Of all the lines in the material, how many contain the word "take"? State the number alone.

━━━━━ Data lines

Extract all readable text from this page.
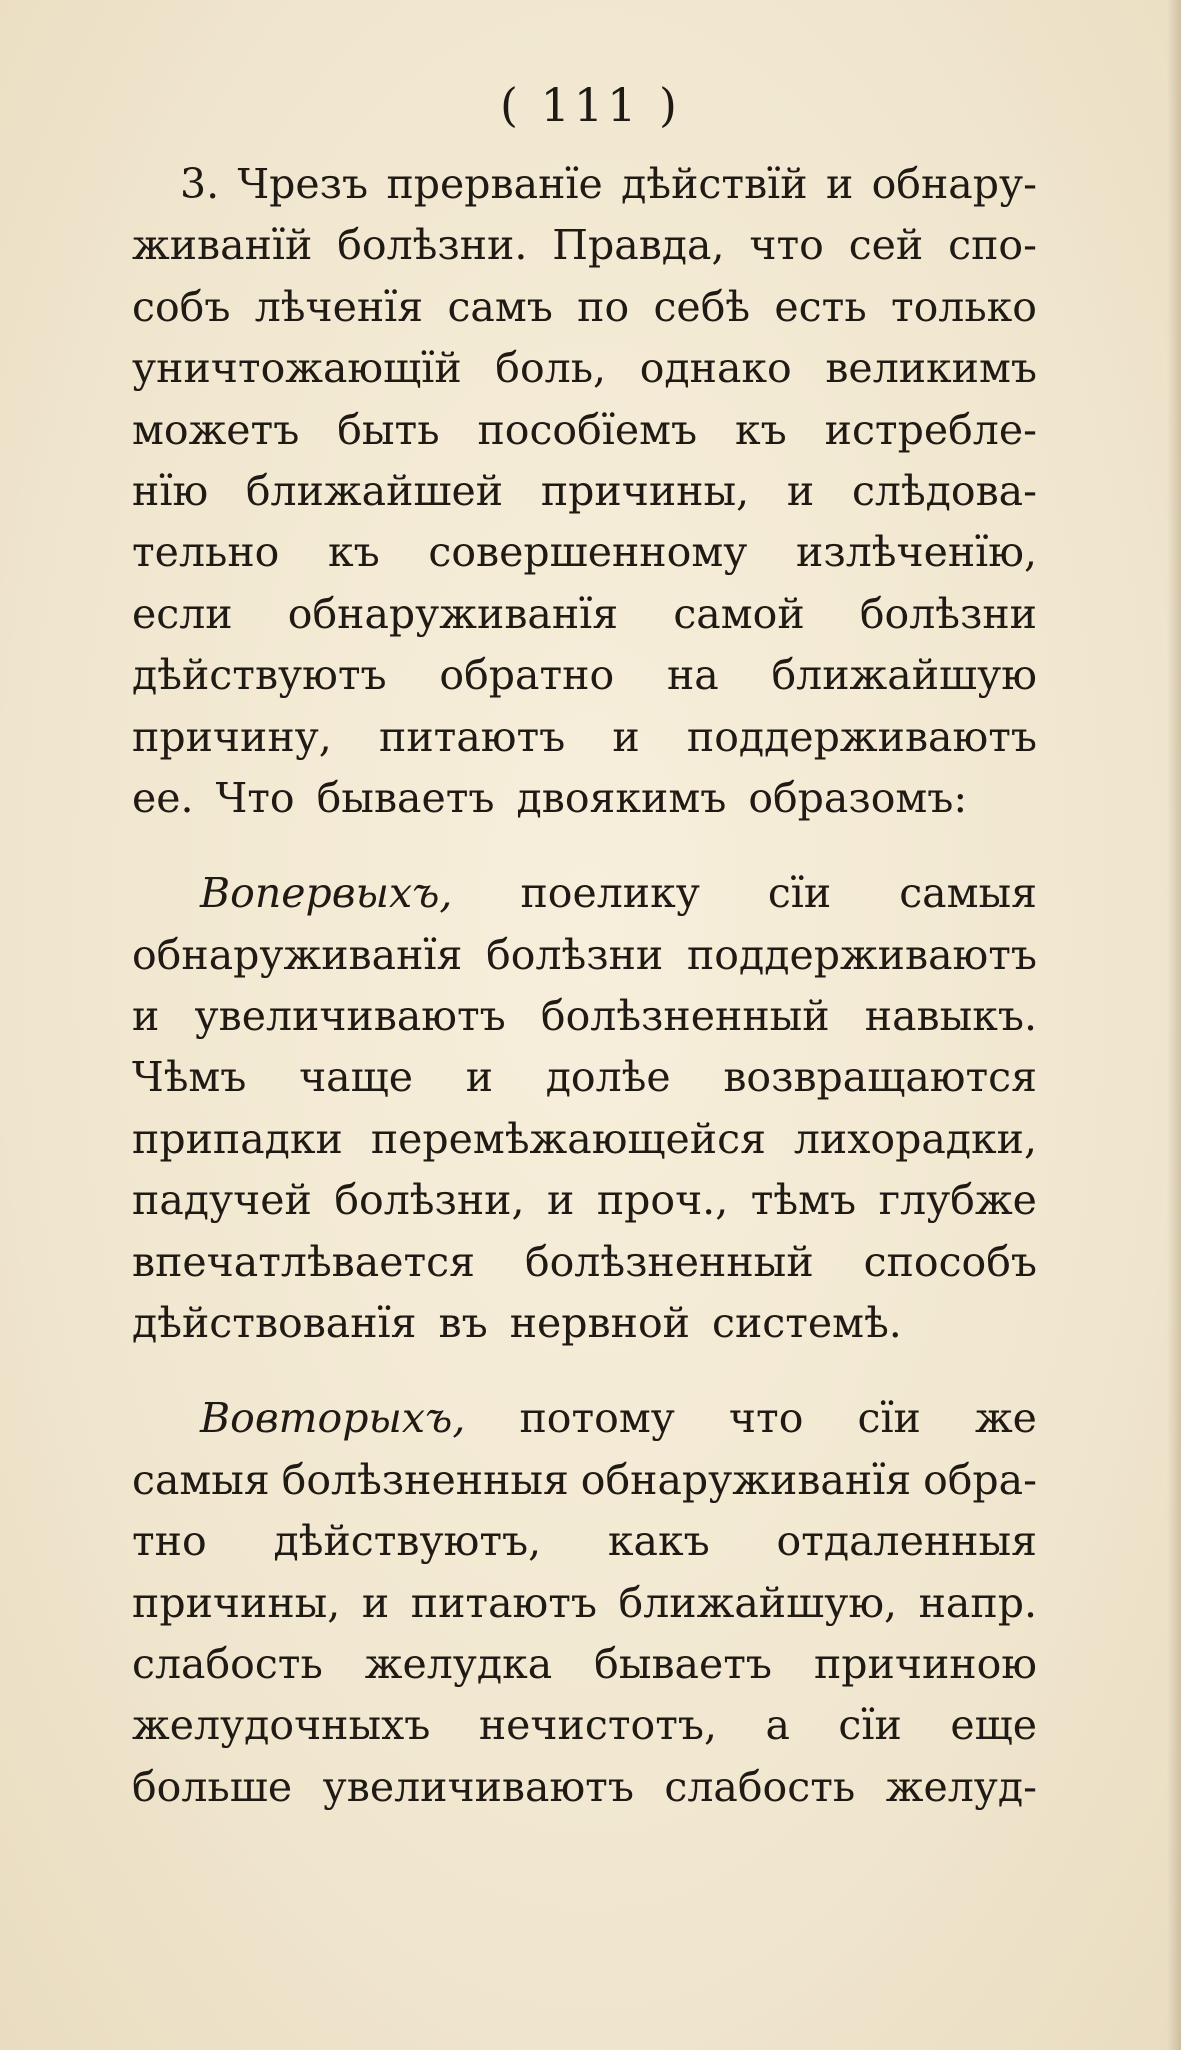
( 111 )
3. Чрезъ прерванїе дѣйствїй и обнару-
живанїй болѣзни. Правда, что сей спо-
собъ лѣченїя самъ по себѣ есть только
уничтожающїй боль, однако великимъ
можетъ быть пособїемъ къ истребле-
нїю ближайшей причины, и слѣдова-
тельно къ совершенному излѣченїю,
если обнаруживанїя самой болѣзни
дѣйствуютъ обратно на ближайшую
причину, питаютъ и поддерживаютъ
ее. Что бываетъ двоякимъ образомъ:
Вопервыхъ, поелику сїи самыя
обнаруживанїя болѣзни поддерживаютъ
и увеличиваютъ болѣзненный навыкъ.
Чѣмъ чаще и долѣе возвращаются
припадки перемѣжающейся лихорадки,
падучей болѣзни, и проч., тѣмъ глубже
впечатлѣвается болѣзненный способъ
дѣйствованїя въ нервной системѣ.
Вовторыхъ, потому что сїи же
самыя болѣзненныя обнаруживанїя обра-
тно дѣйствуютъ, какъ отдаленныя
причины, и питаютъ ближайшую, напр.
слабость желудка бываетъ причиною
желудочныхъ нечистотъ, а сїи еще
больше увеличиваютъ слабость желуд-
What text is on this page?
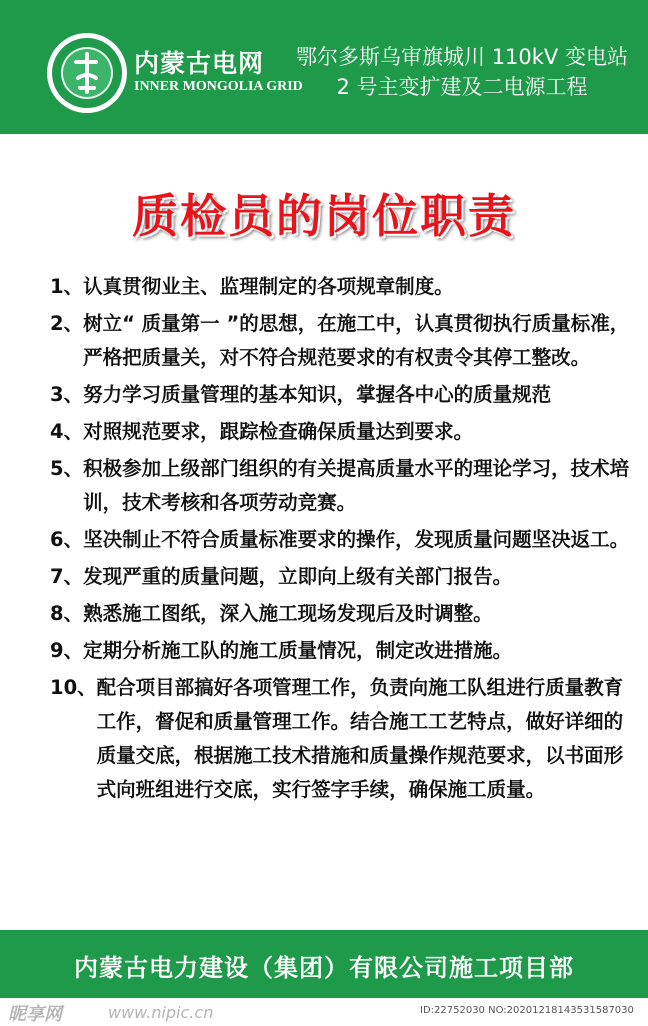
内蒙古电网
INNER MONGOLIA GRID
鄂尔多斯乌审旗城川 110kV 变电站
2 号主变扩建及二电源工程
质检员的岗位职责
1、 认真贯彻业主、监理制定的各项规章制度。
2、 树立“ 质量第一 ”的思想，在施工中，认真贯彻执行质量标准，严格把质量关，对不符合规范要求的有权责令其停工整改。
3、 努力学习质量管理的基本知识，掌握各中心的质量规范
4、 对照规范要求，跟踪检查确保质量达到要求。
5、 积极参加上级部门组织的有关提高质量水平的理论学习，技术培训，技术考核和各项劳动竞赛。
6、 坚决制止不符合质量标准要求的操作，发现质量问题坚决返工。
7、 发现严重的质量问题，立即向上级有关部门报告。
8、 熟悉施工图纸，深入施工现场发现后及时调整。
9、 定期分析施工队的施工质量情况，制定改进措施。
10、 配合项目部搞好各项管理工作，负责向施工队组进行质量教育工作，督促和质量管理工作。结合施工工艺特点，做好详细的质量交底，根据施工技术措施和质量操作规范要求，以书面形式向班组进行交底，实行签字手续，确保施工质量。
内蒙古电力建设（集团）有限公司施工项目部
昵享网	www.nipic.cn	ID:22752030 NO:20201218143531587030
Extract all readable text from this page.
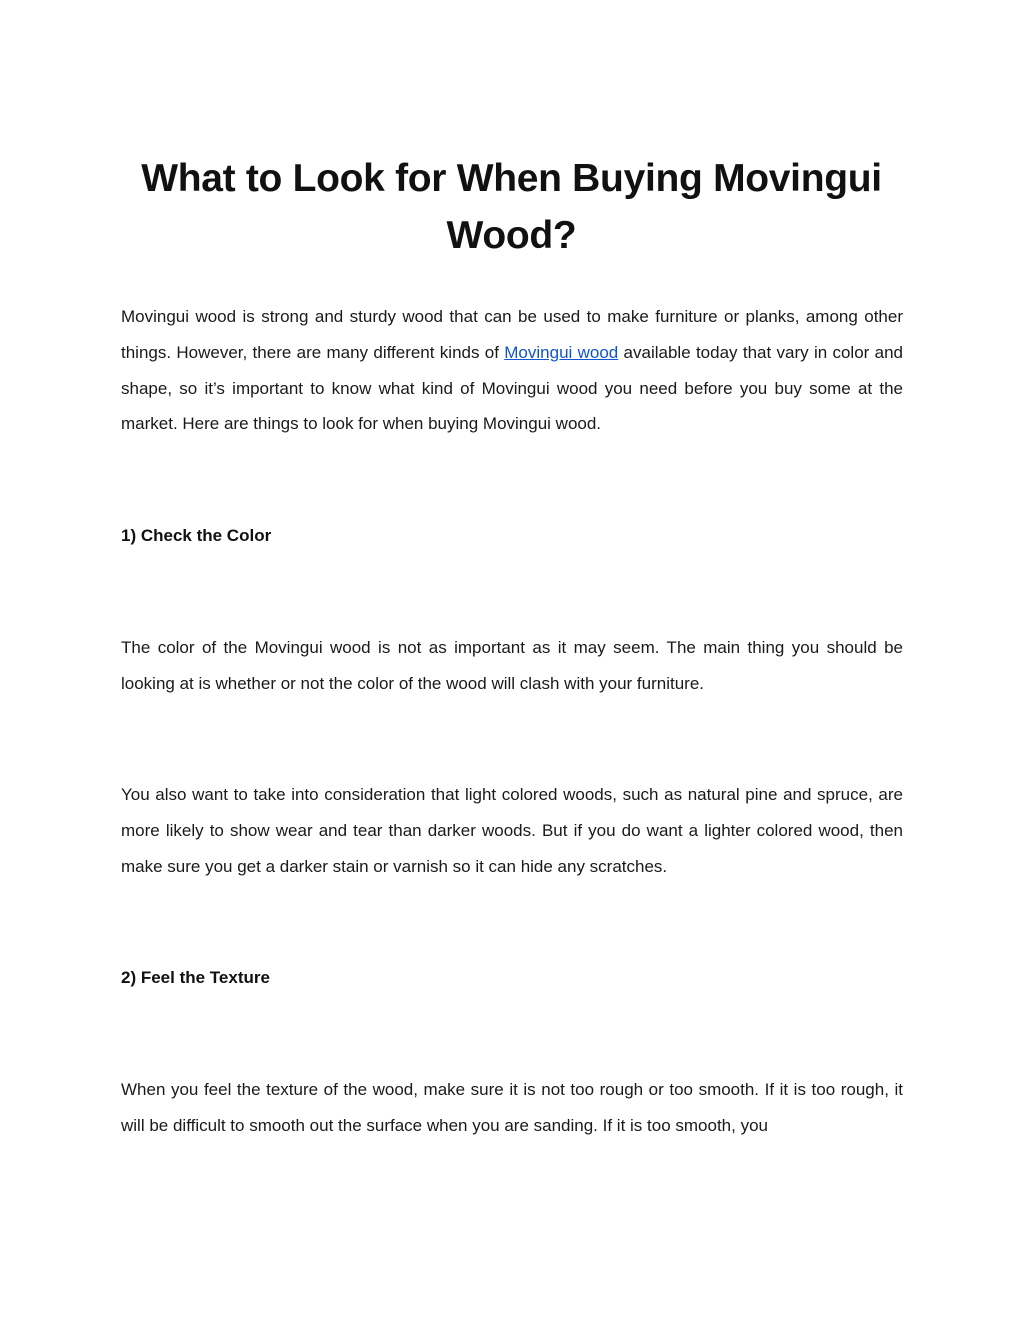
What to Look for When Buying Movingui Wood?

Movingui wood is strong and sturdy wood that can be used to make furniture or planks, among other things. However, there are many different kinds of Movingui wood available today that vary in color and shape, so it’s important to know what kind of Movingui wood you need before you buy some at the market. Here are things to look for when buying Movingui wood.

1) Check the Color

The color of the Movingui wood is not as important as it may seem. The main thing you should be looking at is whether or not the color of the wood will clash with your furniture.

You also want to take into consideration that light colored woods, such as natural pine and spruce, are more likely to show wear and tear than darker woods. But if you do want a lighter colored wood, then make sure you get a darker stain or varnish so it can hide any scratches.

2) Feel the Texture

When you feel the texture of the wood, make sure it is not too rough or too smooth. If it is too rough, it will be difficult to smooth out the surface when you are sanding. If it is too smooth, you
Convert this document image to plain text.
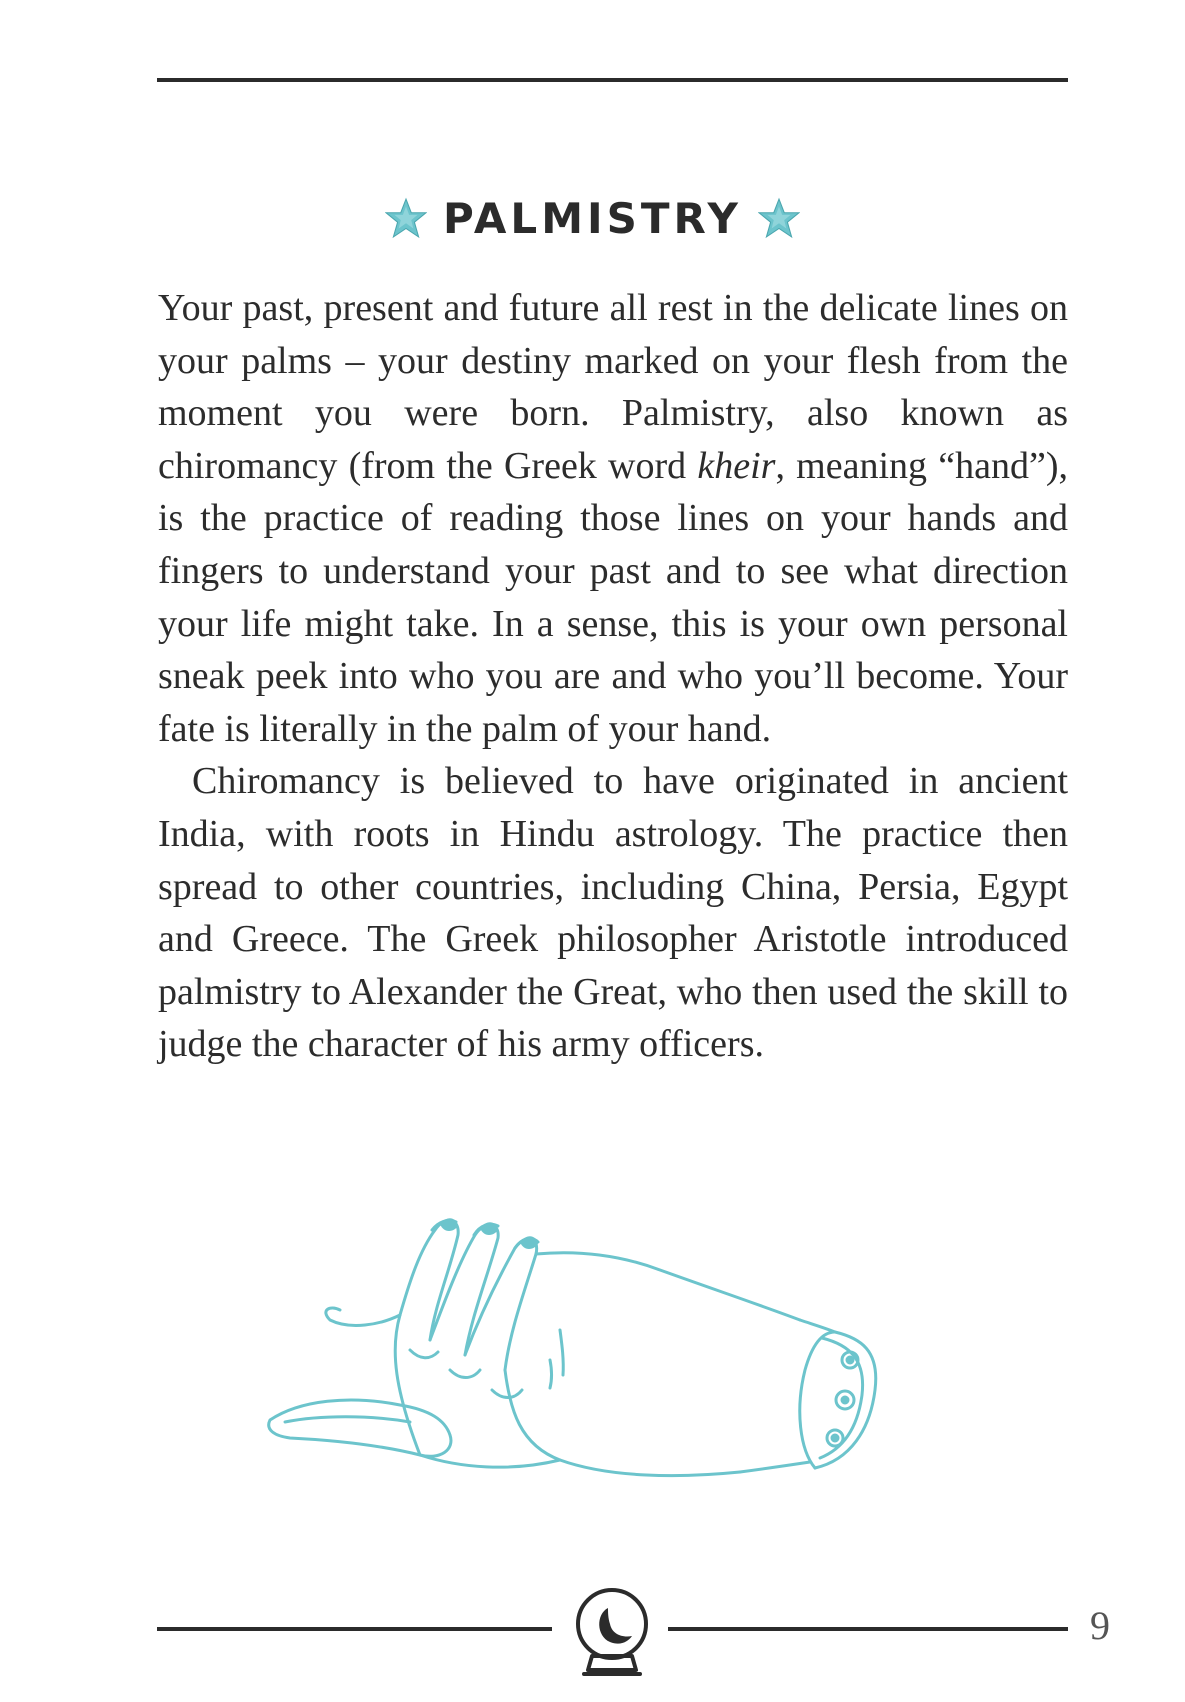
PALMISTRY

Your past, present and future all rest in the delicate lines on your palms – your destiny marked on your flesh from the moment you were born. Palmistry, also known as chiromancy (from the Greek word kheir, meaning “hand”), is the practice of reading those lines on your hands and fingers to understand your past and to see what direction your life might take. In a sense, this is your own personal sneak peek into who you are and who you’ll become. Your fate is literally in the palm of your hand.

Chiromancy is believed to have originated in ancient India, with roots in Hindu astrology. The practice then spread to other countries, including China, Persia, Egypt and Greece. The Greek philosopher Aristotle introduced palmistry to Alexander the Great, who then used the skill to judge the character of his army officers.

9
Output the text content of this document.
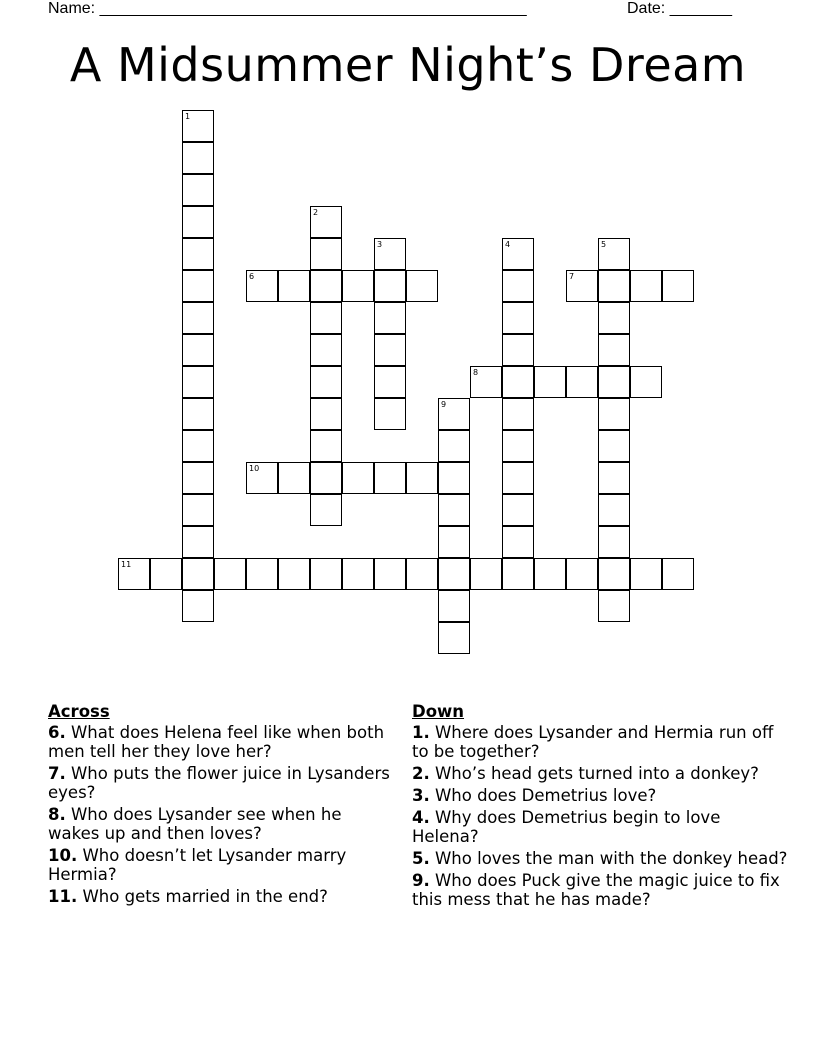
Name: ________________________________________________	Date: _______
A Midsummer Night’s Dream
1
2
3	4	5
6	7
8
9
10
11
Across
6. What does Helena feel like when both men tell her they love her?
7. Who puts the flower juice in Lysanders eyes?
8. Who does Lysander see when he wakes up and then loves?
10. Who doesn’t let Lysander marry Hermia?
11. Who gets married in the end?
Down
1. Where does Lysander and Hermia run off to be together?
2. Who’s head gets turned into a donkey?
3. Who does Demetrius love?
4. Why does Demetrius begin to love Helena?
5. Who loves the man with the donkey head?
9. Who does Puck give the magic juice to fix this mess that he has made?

━━━━━━━━━━

• [Answer in full]:
2